— start of Input for this task —

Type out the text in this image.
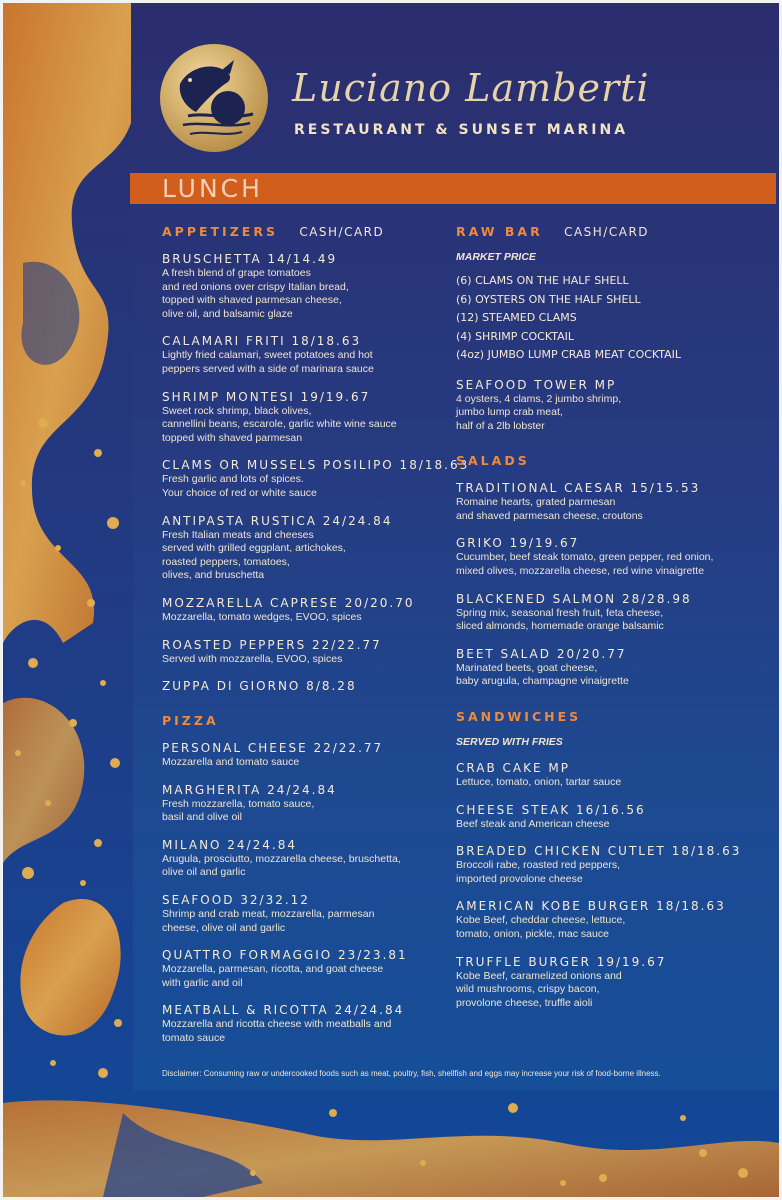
Luciano Lamberti
RESTAURANT & SUNSET MARINA
LUNCH
APPETIZERS CASH/CARD
BRUSCHETTA 14/14.49
A fresh blend of grape tomatoes
and red onions over crispy Italian bread,
topped with shaved parmesan cheese,
olive oil, and balsamic glaze
CALAMARI FRITI 18/18.63
Lightly fried calamari, sweet potatoes and hot
peppers served with a side of marinara sauce
SHRIMP MONTESI 19/19.67
Sweet rock shrimp, black olives,
cannellini beans, escarole, garlic white wine sauce
topped with shaved parmesan
CLAMS OR MUSSELS POSILIPO 18/18.63
Fresh garlic and lots of spices.
Your choice of red or white sauce
ANTIPASTA RUSTICA 24/24.84
Fresh Italian meats and cheeses
served with grilled eggplant, artichokes,
roasted peppers, tomatoes,
olives, and bruschetta
MOZZARELLA CAPRESE 20/20.70
Mozzarella, tomato wedges, EVOO, spices
ROASTED PEPPERS 22/22.77
Served with mozzarella, EVOO, spices
ZUPPA DI GIORNO 8/8.28
PIZZA
PERSONAL CHEESE 22/22.77
Mozzarella and tomato sauce
MARGHERITA 24/24.84
Fresh mozzarella, tomato sauce,
basil and olive oil
MILANO 24/24.84
Arugula, prosciutto, mozzarella cheese, bruschetta,
olive oil and garlic
SEAFOOD 32/32.12
Shrimp and crab meat, mozzarella, parmesan
cheese, olive oil and garlic
QUATTRO FORMAGGIO 23/23.81
Mozzarella, parmesan, ricotta, and goat cheese
with garlic and oil
MEATBALL & RICOTTA 24/24.84
Mozzarella and ricotta cheese with meatballs and
tomato sauce
RAW BAR CASH/CARD
MARKET PRICE
(6) CLAMS ON THE HALF SHELL
(6) OYSTERS ON THE HALF SHELL
(12) STEAMED CLAMS
(4) SHRIMP COCKTAIL
(4oz) JUMBO LUMP CRAB MEAT COCKTAIL
SEAFOOD TOWER MP
4 oysters, 4 clams, 2 jumbo shrimp,
jumbo lump crab meat,
half of a 2lb lobster
SALADS
TRADITIONAL CAESAR 15/15.53
Romaine hearts, grated parmesan
and shaved parmesan cheese, croutons
GRIKO 19/19.67
Cucumber, beef steak tomato, green pepper, red onion,
mixed olives, mozzarella cheese, red wine vinaigrette
BLACKENED SALMON 28/28.98
Spring mix, seasonal fresh fruit, feta cheese,
sliced almonds, homemade orange balsamic
BEET SALAD 20/20.77
Marinated beets, goat cheese,
baby arugula, champagne vinaigrette
SANDWICHES
SERVED WITH FRIES
CRAB CAKE MP
Lettuce, tomato, onion, tartar sauce
CHEESE STEAK 16/16.56
Beef steak and American cheese
BREADED CHICKEN CUTLET 18/18.63
Broccoli rabe, roasted red peppers,
imported provolone cheese
AMERICAN KOBE BURGER 18/18.63
Kobe Beef, cheddar cheese, lettuce,
tomato, onion, pickle, mac sauce
TRUFFLE BURGER 19/19.67
Kobe Beef, caramelized onions and
wild mushrooms, crispy bacon,
provolone cheese, truffle aioli
Disclaimer: Consuming raw or undercooked foods such as meat, poultry, fish, shellfish and eggs may increase your risk of food-borne illness.
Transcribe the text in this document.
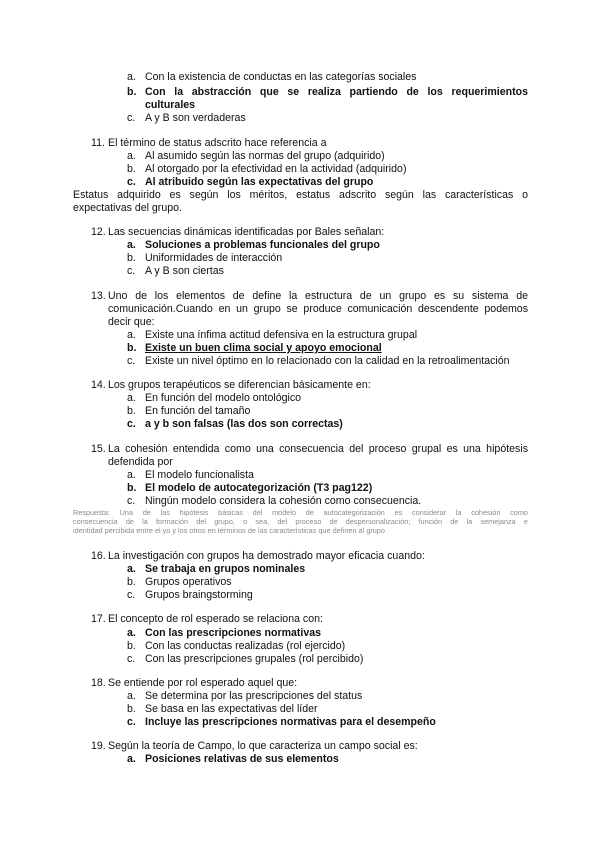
a. Con la existencia de conductas en las categorías sociales
b. Con la abstracción que se realiza partiendo de los requerimientos
culturales
c. A y B son verdaderas
11. El término de status adscrito hace referencia a
a. Al asumido según las normas del grupo (adquirido)
b. Al otorgado por la efectividad en la actividad (adquirido)
c. Al atribuido según las expectativas del grupo
Estatus adquirido es según los méritos, estatus adscrito según las características o
expectativas del grupo.
12. Las secuencias dinámicas identificadas por Bales señalan:
a. Soluciones a problemas funcionales del grupo
b. Uniformidades de interacción
c. A y B son ciertas
13. Uno de los elementos de define la estructura de un grupo es su sistema de
comunicación.Cuando en un grupo se produce comunicación descendente podemos
decir que:
a. Existe una ínfima actitud defensiva en la estructura grupal
b. Existe un buen clima social y apoyo emocional
c. Existe un nivel óptimo en lo relacionado con la calidad en la retroalimentación
14. Los grupos terapéuticos se diferencian básicamente en:
a. En función del modelo ontológico
b. En función del tamaño
c. a y b son falsas (las dos son correctas)
15. La cohesión entendida como una consecuencia del proceso grupal es una hipótesis
defendida por
a. El modelo funcionalista
b. El modelo de autocategorización (T3 pag122)
c. Ningún modelo considera la cohesión como consecuencia.
Respuesta: Una de las hipótesis básicas del modelo de autocategorización es considerar la cohesión como
consecuencia de la formación del grupo, o sea, del proceso de despersonalización; función de la semejanza e
identidad percibida entre el yo y los otros en términos de las características que definen al grupo
16. La investigación con grupos ha demostrado mayor eficacia cuando:
a. Se trabaja en grupos nominales
b. Grupos operativos
c. Grupos braingstorming
17. El concepto de rol esperado se relaciona con:
a. Con las prescripciones normativas
b. Con las conductas realizadas (rol ejercido)
c. Con las prescripciones grupales (rol percibido)
18. Se entiende por rol esperado aquel que:
a. Se determina por las prescripciones del status
b. Se basa en las expectativas del líder
c. Incluye las prescripciones normativas para el desempeño
19. Según la teoría de Campo, lo que caracteriza un campo social es:
a. Posiciones relativas de sus elementos
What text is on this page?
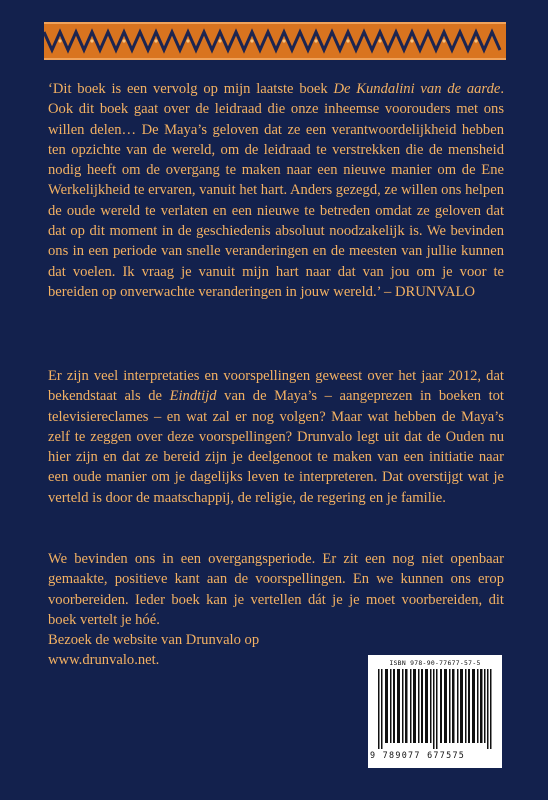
‘Dit boek is een vervolg op mijn laatste boek De Kundalini van de aarde. Ook dit boek gaat over de leidraad die onze inheemse voorouders met ons willen delen… De Maya’s geloven dat ze een verantwoordelijkheid hebben ten opzichte van de wereld, om de leidraad te verstrekken die de mensheid nodig heeft om de overgang te maken naar een nieuwe manier om de Ene Werkelijkheid te ervaren, vanuit het hart. Anders gezegd, ze willen ons helpen de oude wereld te verlaten en een nieuwe te betreden omdat ze geloven dat dat op dit moment in de geschiedenis absoluut noodzakelijk is. We bevinden ons in een periode van snelle veranderingen en de meesten van jullie kunnen dat voelen. Ik vraag je vanuit mijn hart naar dat van jou om je voor te bereiden op onverwachte veranderingen in jouw wereld.’ – DRUNVALO

Er zijn veel interpretaties en voorspellingen geweest over het jaar 2012, dat bekendstaat als de Eindtijd van de Maya’s – aangeprezen in boeken tot televisiereclames – en wat zal er nog volgen? Maar wat hebben de Maya’s zelf te zeggen over deze voorspellingen? Drunvalo legt uit dat de Ouden nu hier zijn en dat ze bereid zijn je deelgenoot te maken van een initiatie naar een oude manier om je dagelijks leven te interpreteren. Dat overstijgt wat je verteld is door de maatschappij, de religie, de regering en je familie.

We bevinden ons in een overgangsperiode. Er zit een nog niet openbaar gemaakte, positieve kant aan de voorspellingen. En we kunnen ons erop voorbereiden. Ieder boek kan je vertellen dát je je moet voorbereiden, dit boek vertelt je hóé.
Bezoek de website van Drunvalo op
www.drunvalo.net.	ISBN 978-90-77677-57-5
9 789077 677575
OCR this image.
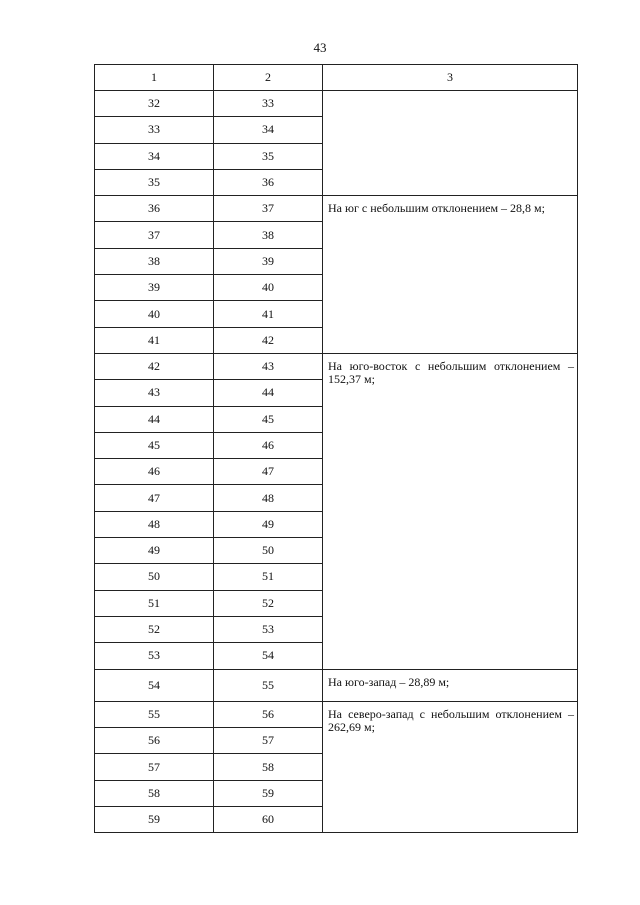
43
1	2	3
32	33	

33	34	
34	35	
35	36	
36	37	На юг с небольшим отклонением – 28,8 м;

37	38	
38	39	
39	40	
40	41	
41	42	
42	43	На юго-восток с небольшим отклонением – 152,37 м;

43	44	
44	45	
45	46	
46	47	
47	48	
48	49	
49	50	
50	51	
51	52	
52	53	
53	54	
54	55	На юго-запад – 28,89 м;

55	56	На северо-запад с небольшим отклонением – 262,69 м;

56	57	
57	58	
58	59	
59	60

— end of Input for this task —

### [What is required]
Pictures in the records above should not be copied. Repeat everything else exactly.

### [Problem solution]
Type out the text in this image.
Luciano Lamberti
RESTAURANT & SUNSET MARINA
LUNCH
APPETIZERS CASH/CARD
BRUSCHETTA 14/14.49
A fresh blend of grape tomatoes
and red onions over crispy Italian bread,
topped with shaved parmesan cheese,
olive oil, and balsamic glaze
CALAMARI FRITI 18/18.63
Lightly fried calamari, sweet potatoes and hot
peppers served with a side of marinara sauce
SHRIMP MONTESI 19/19.67
Sweet rock shrimp, black olives,
cannellini beans, escarole, garlic white wine sauce
topped with shaved parmesan
CLAMS OR MUSSELS POSILIPO 18/18.63
Fresh garlic and lots of spices.
Your choice of red or white sauce
ANTIPASTA RUSTICA 24/24.84
Fresh Italian meats and cheeses
served with grilled eggplant, artichokes,
roasted peppers, tomatoes,
olives, and bruschetta
MOZZARELLA CAPRESE 20/20.70
Mozzarella, tomato wedges, EVOO, spices
ROASTED PEPPERS 22/22.77
Served with mozzarella, EVOO, spices
ZUPPA DI GIORNO 8/8.28
PIZZA
PERSONAL CHEESE 22/22.77
Mozzarella and tomato sauce
MARGHERITA 24/24.84
Fresh mozzarella, tomato sauce,
basil and olive oil
MILANO 24/24.84
Arugula, prosciutto, mozzarella cheese, bruschetta,
olive oil and garlic
SEAFOOD 32/32.12
Shrimp and crab meat, mozzarella, parmesan
cheese, olive oil and garlic
QUATTRO FORMAGGIO 23/23.81
Mozzarella, parmesan, ricotta, and goat cheese
with garlic and oil
MEATBALL & RICOTTA 24/24.84
Mozzarella and ricotta cheese with meatballs and
tomato sauce
RAW BAR CASH/CARD
MARKET PRICE
(6) CLAMS ON THE HALF SHELL
(6) OYSTERS ON THE HALF SHELL
(12) STEAMED CLAMS
(4) SHRIMP COCKTAIL
(4oz) JUMBO LUMP CRAB MEAT COCKTAIL
SEAFOOD TOWER MP
4 oysters, 4 clams, 2 jumbo shrimp,
jumbo lump crab meat,
half of a 2lb lobster
SALADS
TRADITIONAL CAESAR 15/15.53
Romaine hearts, grated parmesan
and shaved parmesan cheese, croutons
GRIKO 19/19.67
Cucumber, beef steak tomato, green pepper, red onion,
mixed olives, mozzarella cheese, red wine vinaigrette
BLACKENED SALMON 28/28.98
Spring mix, seasonal fresh fruit, feta cheese,
sliced almonds, homemade orange balsamic
BEET SALAD 20/20.77
Marinated beets, goat cheese,
baby arugula, champagne vinaigrette
SANDWICHES
SERVED WITH FRIES
CRAB CAKE MP
Lettuce, tomato, onion, tartar sauce
CHEESE STEAK 16/16.56
Beef steak and American cheese
BREADED CHICKEN CUTLET 18/18.63
Broccoli rabe, roasted red peppers,
imported provolone cheese
AMERICAN KOBE BURGER 18/18.63
Kobe Beef, cheddar cheese, lettuce,
tomato, onion, pickle, mac sauce
TRUFFLE BURGER 19/19.67
Kobe Beef, caramelized onions and
wild mushrooms, crispy bacon,
provolone cheese, truffle aioli
Disclaimer: Consuming raw or undercooked foods such as meat, poultry, fish, shellfish and eggs may increase your risk of food-borne illness.
Transcribe the text in this document.
a. Con la existencia de conductas en las categorías sociales
b. Con la abstracción que se realiza partiendo de los requerimientos
culturales
c. A y B son verdaderas
11. El término de status adscrito hace referencia a
a. Al asumido según las normas del grupo (adquirido)
b. Al otorgado por la efectividad en la actividad (adquirido)
c. Al atribuido según las expectativas del grupo
Estatus adquirido es según los méritos, estatus adscrito según las características o
expectativas del grupo.
12. Las secuencias dinámicas identificadas por Bales señalan:
a. Soluciones a problemas funcionales del grupo
b. Uniformidades de interacción
c. A y B son ciertas
13. Uno de los elementos de define la estructura de un grupo es su sistema de
comunicación.Cuando en un grupo se produce comunicación descendente podemos
decir que:
a. Existe una ínfima actitud defensiva en la estructura grupal
b. Existe un buen clima social y apoyo emocional
c. Existe un nivel óptimo en lo relacionado con la calidad en la retroalimentación
14. Los grupos terapéuticos se diferencian básicamente en:
a. En función del modelo ontológico
b. En función del tamaño
c. a y b son falsas (las dos son correctas)
15. La cohesión entendida como una consecuencia del proceso grupal es una hipótesis
defendida por
a. El modelo funcionalista
b. El modelo de autocategorización (T3 pag122)
c. Ningún modelo considera la cohesión como consecuencia.
Respuesta: Una de las hipótesis básicas del modelo de autocategorización es considerar la cohesión como
consecuencia de la formación del grupo, o sea, del proceso de despersonalización; función de la semejanza e
identidad percibida entre el yo y los otros en términos de las características que definen al grupo
16. La investigación con grupos ha demostrado mayor eficacia cuando:
a. Se trabaja en grupos nominales
b. Grupos operativos
c. Grupos braingstorming
17. El concepto de rol esperado se relaciona con:
a. Con las prescripciones normativas
b. Con las conductas realizadas (rol ejercido)
c. Con las prescripciones grupales (rol percibido)
18. Se entiende por rol esperado aquel que:
a. Se determina por las prescripciones del status
b. Se basa en las expectativas del líder
c. Incluye las prescripciones normativas para el desempeño
19. Según la teoría de Campo, lo que caracteriza un campo social es:
a. Posiciones relativas de sus elementos
What text is on this page?
‘Dit boek is een vervolg op mijn laatste boek De Kundalini van de aarde. Ook dit boek gaat over de leidraad die onze inheemse voorouders met ons willen delen… De Maya’s geloven dat ze een verantwoordelijkheid hebben ten opzichte van de wereld, om de leidraad te verstrekken die de mensheid nodig heeft om de overgang te maken naar een nieuwe manier om de Ene Werkelijkheid te ervaren, vanuit het hart. Anders gezegd, ze willen ons helpen de oude wereld te verlaten en een nieuwe te betreden omdat ze geloven dat dat op dit moment in de geschiedenis absoluut noodzakelijk is. We bevinden ons in een periode van snelle veranderingen en de meesten van jullie kunnen dat voelen. Ik vraag je vanuit mijn hart naar dat van jou om je voor te bereiden op onverwachte veranderingen in jouw wereld.’ – DRUNVALO

Er zijn veel interpretaties en voorspellingen geweest over het jaar 2012, dat bekendstaat als de Eindtijd van de Maya’s – aangeprezen in boeken tot televisiereclames – en wat zal er nog volgen? Maar wat hebben de Maya’s zelf te zeggen over deze voorspellingen? Drunvalo legt uit dat de Ouden nu hier zijn en dat ze bereid zijn je deelgenoot te maken van een initiatie naar een oude manier om je dagelijks leven te interpreteren. Dat overstijgt wat je verteld is door de maatschappij, de religie, de regering en je familie.

We bevinden ons in een overgangsperiode. Er zit een nog niet openbaar gemaakte, positieve kant aan de voorspellingen. En we kunnen ons erop voorbereiden. Ieder boek kan je vertellen dát je je moet voorbereiden, dit boek vertelt je hóé.
Bezoek de website van Drunvalo op
www.drunvalo.net.	ISBN 978-90-77677-57-5
9 789077 677575
OCR this image.
43
1	2	3
32	33	

33	34	
34	35	
35	36	
36	37	На юг с небольшим отклонением – 28,8 м;

37	38	
38	39	
39	40	
40	41	
41	42	
42	43	На юго-восток с небольшим отклонением – 152,37 м;

43	44	
44	45	
45	46	
46	47	
47	48	
48	49	
49	50	
50	51	
51	52	
52	53	
53	54	
54	55	На юго-запад – 28,89 м;

55	56	На северо-запад с небольшим отклонением – 262,69 м;

56	57	
57	58	
58	59	
59	60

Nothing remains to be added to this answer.